Data provided –
+ + + +
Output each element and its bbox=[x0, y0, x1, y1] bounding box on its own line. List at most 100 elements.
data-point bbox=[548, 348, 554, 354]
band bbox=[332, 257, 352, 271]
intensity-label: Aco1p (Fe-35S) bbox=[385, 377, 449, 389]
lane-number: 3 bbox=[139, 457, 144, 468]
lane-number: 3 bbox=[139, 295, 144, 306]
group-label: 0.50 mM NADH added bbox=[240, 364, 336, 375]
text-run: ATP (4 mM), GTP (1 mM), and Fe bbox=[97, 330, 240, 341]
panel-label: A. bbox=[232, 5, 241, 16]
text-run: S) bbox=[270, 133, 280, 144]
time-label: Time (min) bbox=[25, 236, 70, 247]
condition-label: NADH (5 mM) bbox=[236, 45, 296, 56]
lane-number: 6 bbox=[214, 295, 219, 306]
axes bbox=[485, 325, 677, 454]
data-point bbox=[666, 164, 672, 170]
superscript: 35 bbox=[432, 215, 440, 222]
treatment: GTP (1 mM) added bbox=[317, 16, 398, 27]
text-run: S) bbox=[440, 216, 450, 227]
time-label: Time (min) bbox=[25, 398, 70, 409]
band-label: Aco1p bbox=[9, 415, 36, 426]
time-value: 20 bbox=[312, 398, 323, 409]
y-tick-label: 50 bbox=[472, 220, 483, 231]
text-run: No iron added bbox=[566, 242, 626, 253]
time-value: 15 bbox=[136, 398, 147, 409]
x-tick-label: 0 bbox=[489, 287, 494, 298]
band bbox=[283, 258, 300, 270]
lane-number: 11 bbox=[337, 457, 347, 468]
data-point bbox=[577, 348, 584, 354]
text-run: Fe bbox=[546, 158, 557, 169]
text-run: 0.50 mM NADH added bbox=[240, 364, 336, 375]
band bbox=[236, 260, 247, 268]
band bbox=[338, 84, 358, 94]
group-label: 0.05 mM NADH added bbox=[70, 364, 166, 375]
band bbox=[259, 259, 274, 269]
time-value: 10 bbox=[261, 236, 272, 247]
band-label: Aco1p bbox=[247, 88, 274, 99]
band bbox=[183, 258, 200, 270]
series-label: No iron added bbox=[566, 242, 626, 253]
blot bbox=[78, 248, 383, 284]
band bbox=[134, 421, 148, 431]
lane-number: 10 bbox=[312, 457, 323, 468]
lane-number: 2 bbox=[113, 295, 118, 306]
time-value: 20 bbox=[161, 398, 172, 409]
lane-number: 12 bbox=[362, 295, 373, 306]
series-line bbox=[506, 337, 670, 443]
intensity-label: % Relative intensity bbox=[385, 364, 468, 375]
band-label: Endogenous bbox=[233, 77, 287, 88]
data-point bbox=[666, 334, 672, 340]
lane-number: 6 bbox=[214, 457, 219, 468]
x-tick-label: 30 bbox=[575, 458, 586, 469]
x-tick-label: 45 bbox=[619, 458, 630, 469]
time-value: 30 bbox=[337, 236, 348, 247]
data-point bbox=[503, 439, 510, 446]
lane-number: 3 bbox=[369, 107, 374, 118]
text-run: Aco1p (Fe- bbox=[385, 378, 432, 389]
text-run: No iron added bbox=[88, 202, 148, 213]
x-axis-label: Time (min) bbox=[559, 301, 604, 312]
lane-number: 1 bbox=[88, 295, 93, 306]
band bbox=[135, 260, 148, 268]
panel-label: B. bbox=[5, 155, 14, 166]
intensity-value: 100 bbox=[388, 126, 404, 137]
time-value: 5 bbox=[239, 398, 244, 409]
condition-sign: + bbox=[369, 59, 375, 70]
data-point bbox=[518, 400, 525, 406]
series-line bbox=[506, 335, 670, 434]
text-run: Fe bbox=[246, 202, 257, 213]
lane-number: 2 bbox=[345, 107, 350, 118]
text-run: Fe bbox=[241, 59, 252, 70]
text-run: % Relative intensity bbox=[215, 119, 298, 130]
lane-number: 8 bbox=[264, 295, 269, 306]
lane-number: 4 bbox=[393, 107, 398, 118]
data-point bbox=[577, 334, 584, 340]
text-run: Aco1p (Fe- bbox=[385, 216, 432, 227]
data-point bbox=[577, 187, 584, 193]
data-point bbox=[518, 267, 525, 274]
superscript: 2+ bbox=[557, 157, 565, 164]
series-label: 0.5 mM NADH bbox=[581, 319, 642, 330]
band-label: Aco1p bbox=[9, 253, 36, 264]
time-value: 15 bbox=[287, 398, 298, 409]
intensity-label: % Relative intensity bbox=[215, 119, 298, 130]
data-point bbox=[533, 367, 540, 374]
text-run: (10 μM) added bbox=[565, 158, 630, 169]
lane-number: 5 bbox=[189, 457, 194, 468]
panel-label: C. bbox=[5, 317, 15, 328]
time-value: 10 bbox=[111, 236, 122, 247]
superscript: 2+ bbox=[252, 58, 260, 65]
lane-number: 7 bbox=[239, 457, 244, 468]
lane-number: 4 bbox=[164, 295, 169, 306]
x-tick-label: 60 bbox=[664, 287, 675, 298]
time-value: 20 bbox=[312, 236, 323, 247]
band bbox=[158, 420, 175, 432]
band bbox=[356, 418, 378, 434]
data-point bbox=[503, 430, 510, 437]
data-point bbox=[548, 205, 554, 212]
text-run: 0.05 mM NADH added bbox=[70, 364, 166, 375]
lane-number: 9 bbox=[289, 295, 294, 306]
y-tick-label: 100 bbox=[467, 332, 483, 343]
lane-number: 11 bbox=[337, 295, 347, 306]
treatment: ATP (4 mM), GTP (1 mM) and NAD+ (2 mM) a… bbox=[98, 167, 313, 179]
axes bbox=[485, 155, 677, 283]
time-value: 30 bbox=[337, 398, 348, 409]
+ + + +
Short task –
Copy the material above word for word.

Answer –
Output each element and its bbox=[x0, y0, x1, y1] bounding box on its own line. List at most 100 elements.
data-point bbox=[548, 348, 554, 354]
band bbox=[332, 257, 352, 271]
intensity-label: Aco1p (Fe-35S) bbox=[385, 377, 449, 389]
lane-number: 3 bbox=[139, 457, 144, 468]
lane-number: 3 bbox=[139, 295, 144, 306]
group-label: 0.50 mM NADH added bbox=[240, 364, 336, 375]
text-run: ATP (4 mM), GTP (1 mM), and Fe bbox=[97, 330, 240, 341]
panel-label: A. bbox=[232, 5, 241, 16]
text-run: S) bbox=[270, 133, 280, 144]
time-label: Time (min) bbox=[25, 236, 70, 247]
condition-label: NADH (5 mM) bbox=[236, 45, 296, 56]
lane-number: 6 bbox=[214, 295, 219, 306]
axes bbox=[485, 325, 677, 454]
data-point bbox=[666, 164, 672, 170]
superscript: 35 bbox=[432, 215, 440, 222]
treatment: GTP (1 mM) added bbox=[317, 16, 398, 27]
text-run: S) bbox=[440, 216, 450, 227]
time-label: Time (min) bbox=[25, 398, 70, 409]
band-label: Aco1p bbox=[9, 415, 36, 426]
time-value: 20 bbox=[312, 398, 323, 409]
y-tick-label: 50 bbox=[472, 220, 483, 231]
text-run: No iron added bbox=[566, 242, 626, 253]
time-value: 15 bbox=[136, 398, 147, 409]
x-tick-label: 0 bbox=[489, 287, 494, 298]
band bbox=[283, 258, 300, 270]
lane-number: 11 bbox=[337, 457, 347, 468]
data-point bbox=[577, 348, 584, 354]
text-run: Fe bbox=[546, 158, 557, 169]
text-run: 0.50 mM NADH added bbox=[240, 364, 336, 375]
band bbox=[236, 260, 247, 268]
band bbox=[338, 84, 358, 94]
group-label: 0.05 mM NADH added bbox=[70, 364, 166, 375]
band bbox=[259, 259, 274, 269]
time-value: 10 bbox=[261, 236, 272, 247]
band-label: Aco1p bbox=[247, 88, 274, 99]
band bbox=[183, 258, 200, 270]
series-label: No iron added bbox=[566, 242, 626, 253]
blot bbox=[78, 248, 383, 284]
band bbox=[134, 421, 148, 431]
lane-number: 10 bbox=[312, 457, 323, 468]
lane-number: 2 bbox=[113, 295, 118, 306]
time-value: 20 bbox=[161, 398, 172, 409]
lane-number: 12 bbox=[362, 295, 373, 306]
series-line bbox=[506, 337, 670, 443]
intensity-label: % Relative intensity bbox=[385, 364, 468, 375]
band-label: Endogenous bbox=[233, 77, 287, 88]
data-point bbox=[666, 334, 672, 340]
lane-number: 6 bbox=[214, 457, 219, 468]
x-tick-label: 30 bbox=[575, 458, 586, 469]
x-tick-label: 45 bbox=[619, 458, 630, 469]
time-value: 30 bbox=[337, 236, 348, 247]
data-point bbox=[503, 439, 510, 446]
lane-number: 3 bbox=[369, 107, 374, 118]
text-run: Aco1p (Fe- bbox=[385, 378, 432, 389]
text-run: No iron added bbox=[88, 202, 148, 213]
x-axis-label: Time (min) bbox=[559, 301, 604, 312]
lane-number: 1 bbox=[88, 295, 93, 306]
band bbox=[135, 260, 148, 268]
panel-label: B. bbox=[5, 155, 14, 166]
intensity-value: 100 bbox=[388, 126, 404, 137]
time-value: 5 bbox=[239, 398, 244, 409]
condition-sign: + bbox=[369, 59, 375, 70]
data-point bbox=[518, 400, 525, 406]
series-line bbox=[506, 335, 670, 434]
text-run: Fe bbox=[246, 202, 257, 213]
lane-number: 2 bbox=[345, 107, 350, 118]
text-run: Fe bbox=[241, 59, 252, 70]
text-run: % Relative intensity bbox=[215, 119, 298, 130]
lane-number: 8 bbox=[264, 295, 269, 306]
lane-number: 4 bbox=[393, 107, 398, 118]
data-point bbox=[577, 334, 584, 340]
text-run: Aco1p (Fe- bbox=[385, 216, 432, 227]
data-point bbox=[577, 187, 584, 193]
data-point bbox=[518, 267, 525, 274]
superscript: 2+ bbox=[557, 157, 565, 164]
series-label: 0.5 mM NADH bbox=[581, 319, 642, 330]
band-label: Aco1p bbox=[9, 253, 36, 264]
time-value: 15 bbox=[287, 398, 298, 409]
intensity-label: % Relative intensity bbox=[215, 119, 298, 130]
data-point bbox=[533, 367, 540, 374]
text-run: (10 μM) added bbox=[565, 158, 630, 169]
lane-number: 5 bbox=[189, 457, 194, 468]
panel-label: C. bbox=[5, 317, 15, 328]
time-value: 10 bbox=[111, 236, 122, 247]
superscript: 2+ bbox=[252, 58, 260, 65]
lane-number: 7 bbox=[239, 457, 244, 468]
lane-number: 4 bbox=[164, 295, 169, 306]
x-tick-label: 60 bbox=[664, 287, 675, 298]
time-value: 20 bbox=[312, 236, 323, 247]
band bbox=[158, 420, 175, 432]
band bbox=[356, 418, 378, 434]
data-point bbox=[503, 430, 510, 437]
data-point bbox=[548, 205, 554, 212]
text-run: 0.05 mM NADH added bbox=[70, 364, 166, 375]
lane-number: 9 bbox=[289, 295, 294, 306]
y-tick-label: 100 bbox=[467, 332, 483, 343]
lane-number: 11 bbox=[337, 295, 347, 306]
treatment: ATP (4 mM), GTP (1 mM) and NAD+ (2 mM) a… bbox=[98, 167, 313, 179]
axes bbox=[485, 155, 677, 283]
time-value: 30 bbox=[337, 398, 348, 409]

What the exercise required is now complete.